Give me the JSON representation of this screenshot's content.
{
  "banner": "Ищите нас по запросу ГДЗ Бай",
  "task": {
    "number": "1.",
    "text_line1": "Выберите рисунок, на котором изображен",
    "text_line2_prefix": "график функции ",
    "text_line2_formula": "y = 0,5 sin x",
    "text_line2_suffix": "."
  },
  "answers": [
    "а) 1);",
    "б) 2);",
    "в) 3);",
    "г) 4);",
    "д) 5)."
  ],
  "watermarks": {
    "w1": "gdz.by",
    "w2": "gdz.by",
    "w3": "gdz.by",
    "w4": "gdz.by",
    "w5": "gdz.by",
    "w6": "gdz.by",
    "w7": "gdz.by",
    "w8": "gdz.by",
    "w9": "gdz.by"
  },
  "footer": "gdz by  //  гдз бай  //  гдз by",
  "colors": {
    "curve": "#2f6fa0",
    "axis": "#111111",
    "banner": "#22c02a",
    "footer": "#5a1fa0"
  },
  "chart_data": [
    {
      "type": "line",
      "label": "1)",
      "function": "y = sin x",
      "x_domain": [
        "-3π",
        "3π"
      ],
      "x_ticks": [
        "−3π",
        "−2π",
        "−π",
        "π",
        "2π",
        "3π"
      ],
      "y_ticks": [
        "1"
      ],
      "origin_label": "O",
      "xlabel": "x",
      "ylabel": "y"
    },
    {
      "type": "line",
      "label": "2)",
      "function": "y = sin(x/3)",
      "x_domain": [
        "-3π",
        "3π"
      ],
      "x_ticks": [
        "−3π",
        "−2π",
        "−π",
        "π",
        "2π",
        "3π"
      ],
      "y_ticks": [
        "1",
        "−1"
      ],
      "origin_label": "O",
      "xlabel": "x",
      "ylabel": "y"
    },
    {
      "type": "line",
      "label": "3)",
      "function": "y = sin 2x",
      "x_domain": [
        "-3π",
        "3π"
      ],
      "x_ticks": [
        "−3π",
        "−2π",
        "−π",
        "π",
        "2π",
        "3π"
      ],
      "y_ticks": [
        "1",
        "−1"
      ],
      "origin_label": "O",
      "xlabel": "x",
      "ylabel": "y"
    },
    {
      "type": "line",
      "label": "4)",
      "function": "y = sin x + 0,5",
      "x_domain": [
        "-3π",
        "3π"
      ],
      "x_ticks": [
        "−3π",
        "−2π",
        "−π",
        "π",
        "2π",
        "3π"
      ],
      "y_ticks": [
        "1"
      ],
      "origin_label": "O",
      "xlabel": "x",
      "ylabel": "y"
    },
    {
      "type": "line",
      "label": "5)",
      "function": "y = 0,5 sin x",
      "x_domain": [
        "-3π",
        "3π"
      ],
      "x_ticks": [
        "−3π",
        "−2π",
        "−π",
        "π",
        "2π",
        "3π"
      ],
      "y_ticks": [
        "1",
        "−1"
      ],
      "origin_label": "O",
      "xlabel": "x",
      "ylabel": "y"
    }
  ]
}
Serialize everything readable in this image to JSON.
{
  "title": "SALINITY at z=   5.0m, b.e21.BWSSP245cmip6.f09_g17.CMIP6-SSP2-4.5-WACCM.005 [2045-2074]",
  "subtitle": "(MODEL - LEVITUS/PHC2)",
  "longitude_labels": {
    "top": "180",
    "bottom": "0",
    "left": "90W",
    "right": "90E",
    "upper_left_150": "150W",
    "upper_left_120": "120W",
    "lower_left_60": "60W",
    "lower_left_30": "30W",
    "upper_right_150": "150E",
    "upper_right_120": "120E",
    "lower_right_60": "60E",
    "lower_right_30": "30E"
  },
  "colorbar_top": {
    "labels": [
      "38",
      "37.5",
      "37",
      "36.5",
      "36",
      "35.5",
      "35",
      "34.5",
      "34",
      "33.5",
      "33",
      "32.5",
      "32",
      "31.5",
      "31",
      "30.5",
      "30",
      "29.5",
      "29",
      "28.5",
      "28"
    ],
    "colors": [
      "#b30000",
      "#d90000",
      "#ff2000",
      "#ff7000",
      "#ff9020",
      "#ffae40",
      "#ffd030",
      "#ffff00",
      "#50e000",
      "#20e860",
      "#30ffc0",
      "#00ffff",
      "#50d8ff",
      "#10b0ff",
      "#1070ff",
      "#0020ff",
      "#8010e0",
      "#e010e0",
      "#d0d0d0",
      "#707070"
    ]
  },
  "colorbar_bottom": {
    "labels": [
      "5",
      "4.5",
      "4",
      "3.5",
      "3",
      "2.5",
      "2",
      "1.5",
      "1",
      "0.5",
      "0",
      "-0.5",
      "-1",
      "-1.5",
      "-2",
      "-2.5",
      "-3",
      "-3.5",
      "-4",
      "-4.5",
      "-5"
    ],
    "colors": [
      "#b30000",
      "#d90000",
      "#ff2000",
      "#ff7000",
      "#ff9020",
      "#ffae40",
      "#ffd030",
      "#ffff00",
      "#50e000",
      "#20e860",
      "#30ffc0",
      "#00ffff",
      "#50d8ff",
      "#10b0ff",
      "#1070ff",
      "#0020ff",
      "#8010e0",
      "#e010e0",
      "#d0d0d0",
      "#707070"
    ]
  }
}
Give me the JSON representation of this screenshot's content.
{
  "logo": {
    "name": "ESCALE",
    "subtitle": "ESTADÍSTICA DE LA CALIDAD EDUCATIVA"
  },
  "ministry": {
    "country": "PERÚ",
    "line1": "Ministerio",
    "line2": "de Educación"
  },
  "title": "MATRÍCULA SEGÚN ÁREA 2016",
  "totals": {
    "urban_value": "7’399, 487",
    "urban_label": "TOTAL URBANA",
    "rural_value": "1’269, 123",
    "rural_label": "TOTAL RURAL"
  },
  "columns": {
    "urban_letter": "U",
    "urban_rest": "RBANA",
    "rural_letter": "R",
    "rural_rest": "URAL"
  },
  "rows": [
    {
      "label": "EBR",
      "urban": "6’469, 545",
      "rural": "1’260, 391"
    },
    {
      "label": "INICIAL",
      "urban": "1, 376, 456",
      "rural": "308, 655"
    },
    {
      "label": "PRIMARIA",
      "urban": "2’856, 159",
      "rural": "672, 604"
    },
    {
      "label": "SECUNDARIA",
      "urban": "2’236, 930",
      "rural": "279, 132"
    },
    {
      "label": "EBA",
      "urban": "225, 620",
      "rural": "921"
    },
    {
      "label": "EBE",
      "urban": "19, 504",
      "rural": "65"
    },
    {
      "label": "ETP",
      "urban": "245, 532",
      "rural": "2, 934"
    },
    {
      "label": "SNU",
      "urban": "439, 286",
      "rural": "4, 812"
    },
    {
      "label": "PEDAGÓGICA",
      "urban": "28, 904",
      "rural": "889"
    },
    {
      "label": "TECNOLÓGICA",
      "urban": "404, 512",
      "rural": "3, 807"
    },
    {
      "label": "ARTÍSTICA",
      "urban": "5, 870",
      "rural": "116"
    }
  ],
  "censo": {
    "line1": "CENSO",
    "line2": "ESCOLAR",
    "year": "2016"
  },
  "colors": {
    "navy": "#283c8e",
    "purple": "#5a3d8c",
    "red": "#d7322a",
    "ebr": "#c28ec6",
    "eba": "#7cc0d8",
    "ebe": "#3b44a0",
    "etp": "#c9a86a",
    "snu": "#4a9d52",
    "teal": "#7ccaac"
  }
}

Written exercise: Retype every record above exactly as it appears.

Answer to the problem:
Give me the JSON representation of this screenshot's content.
{
  "banner": "Ищите нас по запросу ГДЗ Бай",
  "task": {
    "number": "1.",
    "text_line1": "Выберите рисунок, на котором изображен",
    "text_line2_prefix": "график функции ",
    "text_line2_formula": "y = 0,5 sin x",
    "text_line2_suffix": "."
  },
  "answers": [
    "а) 1);",
    "б) 2);",
    "в) 3);",
    "г) 4);",
    "д) 5)."
  ],
  "watermarks": {
    "w1": "gdz.by",
    "w2": "gdz.by",
    "w3": "gdz.by",
    "w4": "gdz.by",
    "w5": "gdz.by",
    "w6": "gdz.by",
    "w7": "gdz.by",
    "w8": "gdz.by",
    "w9": "gdz.by"
  },
  "footer": "gdz by  //  гдз бай  //  гдз by",
  "colors": {
    "curve": "#2f6fa0",
    "axis": "#111111",
    "banner": "#22c02a",
    "footer": "#5a1fa0"
  },
  "chart_data": [
    {
      "type": "line",
      "label": "1)",
      "function": "y = sin x",
      "x_domain": [
        "-3π",
        "3π"
      ],
      "x_ticks": [
        "−3π",
        "−2π",
        "−π",
        "π",
        "2π",
        "3π"
      ],
      "y_ticks": [
        "1"
      ],
      "origin_label": "O",
      "xlabel": "x",
      "ylabel": "y"
    },
    {
      "type": "line",
      "label": "2)",
      "function": "y = sin(x/3)",
      "x_domain": [
        "-3π",
        "3π"
      ],
      "x_ticks": [
        "−3π",
        "−2π",
        "−π",
        "π",
        "2π",
        "3π"
      ],
      "y_ticks": [
        "1",
        "−1"
      ],
      "origin_label": "O",
      "xlabel": "x",
      "ylabel": "y"
    },
    {
      "type": "line",
      "label": "3)",
      "function": "y = sin 2x",
      "x_domain": [
        "-3π",
        "3π"
      ],
      "x_ticks": [
        "−3π",
        "−2π",
        "−π",
        "π",
        "2π",
        "3π"
      ],
      "y_ticks": [
        "1",
        "−1"
      ],
      "origin_label": "O",
      "xlabel": "x",
      "ylabel": "y"
    },
    {
      "type": "line",
      "label": "4)",
      "function": "y = sin x + 0,5",
      "x_domain": [
        "-3π",
        "3π"
      ],
      "x_ticks": [
        "−3π",
        "−2π",
        "−π",
        "π",
        "2π",
        "3π"
      ],
      "y_ticks": [
        "1"
      ],
      "origin_label": "O",
      "xlabel": "x",
      "ylabel": "y"
    },
    {
      "type": "line",
      "label": "5)",
      "function": "y = 0,5 sin x",
      "x_domain": [
        "-3π",
        "3π"
      ],
      "x_ticks": [
        "−3π",
        "−2π",
        "−π",
        "π",
        "2π",
        "3π"
      ],
      "y_ticks": [
        "1",
        "−1"
      ],
      "origin_label": "O",
      "xlabel": "x",
      "ylabel": "y"
    }
  ]
}
Serialize everything readable in this image to JSON.
{
  "title": "SALINITY at z=   5.0m, b.e21.BWSSP245cmip6.f09_g17.CMIP6-SSP2-4.5-WACCM.005 [2045-2074]",
  "subtitle": "(MODEL - LEVITUS/PHC2)",
  "longitude_labels": {
    "top": "180",
    "bottom": "0",
    "left": "90W",
    "right": "90E",
    "upper_left_150": "150W",
    "upper_left_120": "120W",
    "lower_left_60": "60W",
    "lower_left_30": "30W",
    "upper_right_150": "150E",
    "upper_right_120": "120E",
    "lower_right_60": "60E",
    "lower_right_30": "30E"
  },
  "colorbar_top": {
    "labels": [
      "38",
      "37.5",
      "37",
      "36.5",
      "36",
      "35.5",
      "35",
      "34.5",
      "34",
      "33.5",
      "33",
      "32.5",
      "32",
      "31.5",
      "31",
      "30.5",
      "30",
      "29.5",
      "29",
      "28.5",
      "28"
    ],
    "colors": [
      "#b30000",
      "#d90000",
      "#ff2000",
      "#ff7000",
      "#ff9020",
      "#ffae40",
      "#ffd030",
      "#ffff00",
      "#50e000",
      "#20e860",
      "#30ffc0",
      "#00ffff",
      "#50d8ff",
      "#10b0ff",
      "#1070ff",
      "#0020ff",
      "#8010e0",
      "#e010e0",
      "#d0d0d0",
      "#707070"
    ]
  },
  "colorbar_bottom": {
    "labels": [
      "5",
      "4.5",
      "4",
      "3.5",
      "3",
      "2.5",
      "2",
      "1.5",
      "1",
      "0.5",
      "0",
      "-0.5",
      "-1",
      "-1.5",
      "-2",
      "-2.5",
      "-3",
      "-3.5",
      "-4",
      "-4.5",
      "-5"
    ],
    "colors": [
      "#b30000",
      "#d90000",
      "#ff2000",
      "#ff7000",
      "#ff9020",
      "#ffae40",
      "#ffd030",
      "#ffff00",
      "#50e000",
      "#20e860",
      "#30ffc0",
      "#00ffff",
      "#50d8ff",
      "#10b0ff",
      "#1070ff",
      "#0020ff",
      "#8010e0",
      "#e010e0",
      "#d0d0d0",
      "#707070"
    ]
  }
}
Give me the JSON representation of this screenshot's content.
{
  "logo": {
    "name": "ESCALE",
    "subtitle": "ESTADÍSTICA DE LA CALIDAD EDUCATIVA"
  },
  "ministry": {
    "country": "PERÚ",
    "line1": "Ministerio",
    "line2": "de Educación"
  },
  "title": "MATRÍCULA SEGÚN ÁREA 2016",
  "totals": {
    "urban_value": "7’399, 487",
    "urban_label": "TOTAL URBANA",
    "rural_value": "1’269, 123",
    "rural_label": "TOTAL RURAL"
  },
  "columns": {
    "urban_letter": "U",
    "urban_rest": "RBANA",
    "rural_letter": "R",
    "rural_rest": "URAL"
  },
  "rows": [
    {
      "label": "EBR",
      "urban": "6’469, 545",
      "rural": "1’260, 391"
    },
    {
      "label": "INICIAL",
      "urban": "1, 376, 456",
      "rural": "308, 655"
    },
    {
      "label": "PRIMARIA",
      "urban": "2’856, 159",
      "rural": "672, 604"
    },
    {
      "label": "SECUNDARIA",
      "urban": "2’236, 930",
      "rural": "279, 132"
    },
    {
      "label": "EBA",
      "urban": "225, 620",
      "rural": "921"
    },
    {
      "label": "EBE",
      "urban": "19, 504",
      "rural": "65"
    },
    {
      "label": "ETP",
      "urban": "245, 532",
      "rural": "2, 934"
    },
    {
      "label": "SNU",
      "urban": "439, 286",
      "rural": "4, 812"
    },
    {
      "label": "PEDAGÓGICA",
      "urban": "28, 904",
      "rural": "889"
    },
    {
      "label": "TECNOLÓGICA",
      "urban": "404, 512",
      "rural": "3, 807"
    },
    {
      "label": "ARTÍSTICA",
      "urban": "5, 870",
      "rural": "116"
    }
  ],
  "censo": {
    "line1": "CENSO",
    "line2": "ESCOLAR",
    "year": "2016"
  },
  "colors": {
    "navy": "#283c8e",
    "purple": "#5a3d8c",
    "red": "#d7322a",
    "ebr": "#c28ec6",
    "eba": "#7cc0d8",
    "ebe": "#3b44a0",
    "etp": "#c9a86a",
    "snu": "#4a9d52",
    "teal": "#7ccaac"
  }
}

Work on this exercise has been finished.